▶ BRIEF: Check each line below for the word "this", and copy those that have it.

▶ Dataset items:
----

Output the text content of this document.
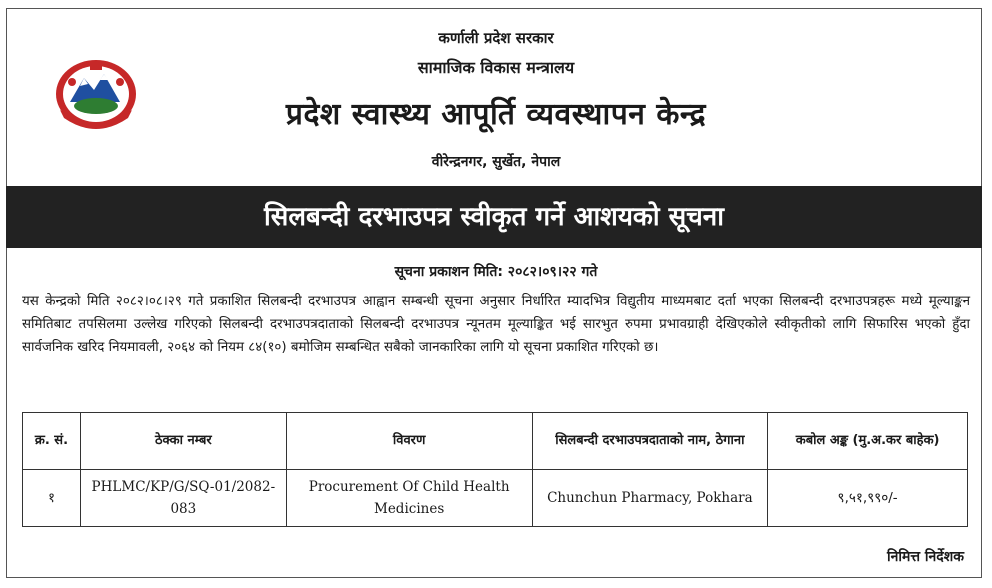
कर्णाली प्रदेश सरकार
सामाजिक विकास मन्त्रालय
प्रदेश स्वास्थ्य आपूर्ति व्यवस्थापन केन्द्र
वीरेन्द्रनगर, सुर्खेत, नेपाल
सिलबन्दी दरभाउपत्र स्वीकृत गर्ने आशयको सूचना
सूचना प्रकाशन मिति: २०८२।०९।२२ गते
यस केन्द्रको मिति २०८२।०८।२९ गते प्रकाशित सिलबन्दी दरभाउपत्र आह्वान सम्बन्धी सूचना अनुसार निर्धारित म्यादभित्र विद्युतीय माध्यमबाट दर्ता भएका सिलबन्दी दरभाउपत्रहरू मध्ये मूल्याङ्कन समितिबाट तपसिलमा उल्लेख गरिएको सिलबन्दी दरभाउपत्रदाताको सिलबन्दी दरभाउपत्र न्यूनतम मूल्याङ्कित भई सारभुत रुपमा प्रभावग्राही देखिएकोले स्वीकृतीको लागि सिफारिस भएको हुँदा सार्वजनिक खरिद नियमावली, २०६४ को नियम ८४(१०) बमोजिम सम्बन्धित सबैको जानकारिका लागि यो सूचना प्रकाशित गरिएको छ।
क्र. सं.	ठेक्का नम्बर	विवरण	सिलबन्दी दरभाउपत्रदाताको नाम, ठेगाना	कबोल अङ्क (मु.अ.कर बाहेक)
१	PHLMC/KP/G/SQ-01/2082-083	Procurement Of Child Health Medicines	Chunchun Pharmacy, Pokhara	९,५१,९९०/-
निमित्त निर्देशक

----

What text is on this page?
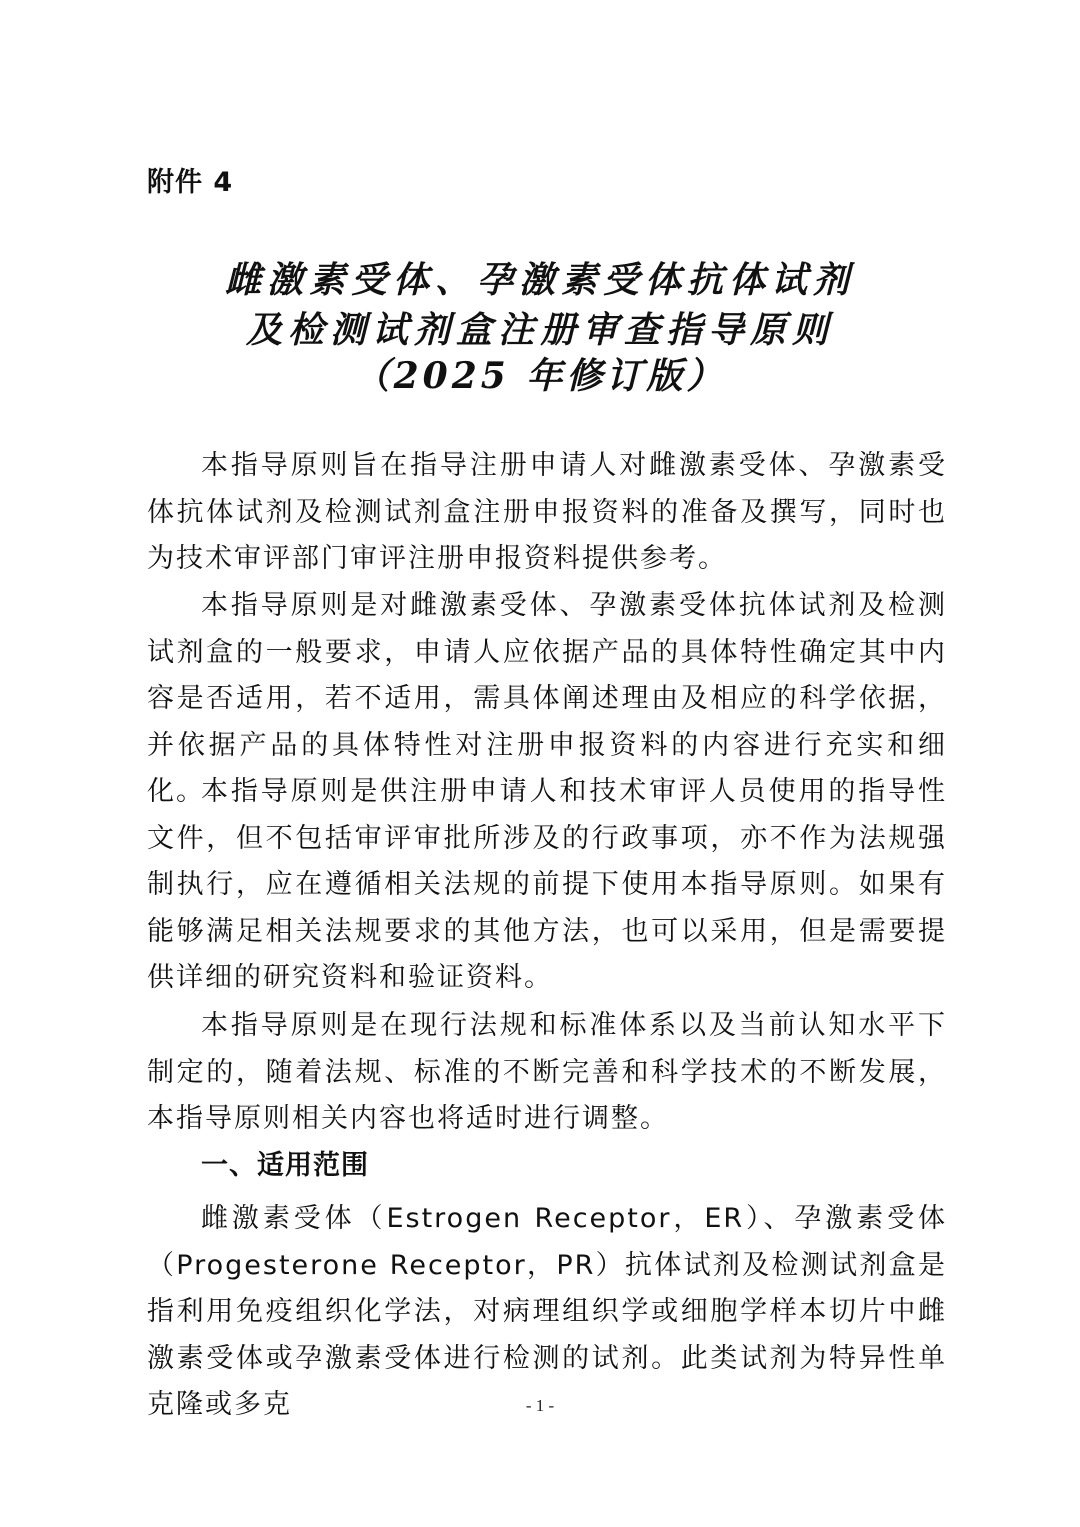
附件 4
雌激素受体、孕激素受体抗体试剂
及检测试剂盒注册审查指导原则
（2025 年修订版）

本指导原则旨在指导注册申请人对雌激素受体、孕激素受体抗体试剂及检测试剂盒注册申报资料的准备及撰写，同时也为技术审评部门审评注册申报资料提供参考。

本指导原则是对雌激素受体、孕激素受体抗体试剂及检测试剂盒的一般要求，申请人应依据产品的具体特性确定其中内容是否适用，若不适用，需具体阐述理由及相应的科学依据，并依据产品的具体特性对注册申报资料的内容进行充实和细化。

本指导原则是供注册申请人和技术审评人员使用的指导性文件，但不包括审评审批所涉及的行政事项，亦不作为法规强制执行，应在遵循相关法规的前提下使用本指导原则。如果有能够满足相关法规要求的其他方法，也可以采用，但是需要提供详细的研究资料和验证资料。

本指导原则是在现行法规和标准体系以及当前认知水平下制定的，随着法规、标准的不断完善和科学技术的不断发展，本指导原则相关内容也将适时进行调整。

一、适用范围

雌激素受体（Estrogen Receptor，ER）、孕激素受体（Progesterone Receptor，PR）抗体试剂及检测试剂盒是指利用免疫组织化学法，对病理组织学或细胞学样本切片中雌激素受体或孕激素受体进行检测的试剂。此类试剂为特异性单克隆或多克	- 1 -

----

▶ PROBLEM SOLUTION:
Output the text content of this document.
What text is on this page?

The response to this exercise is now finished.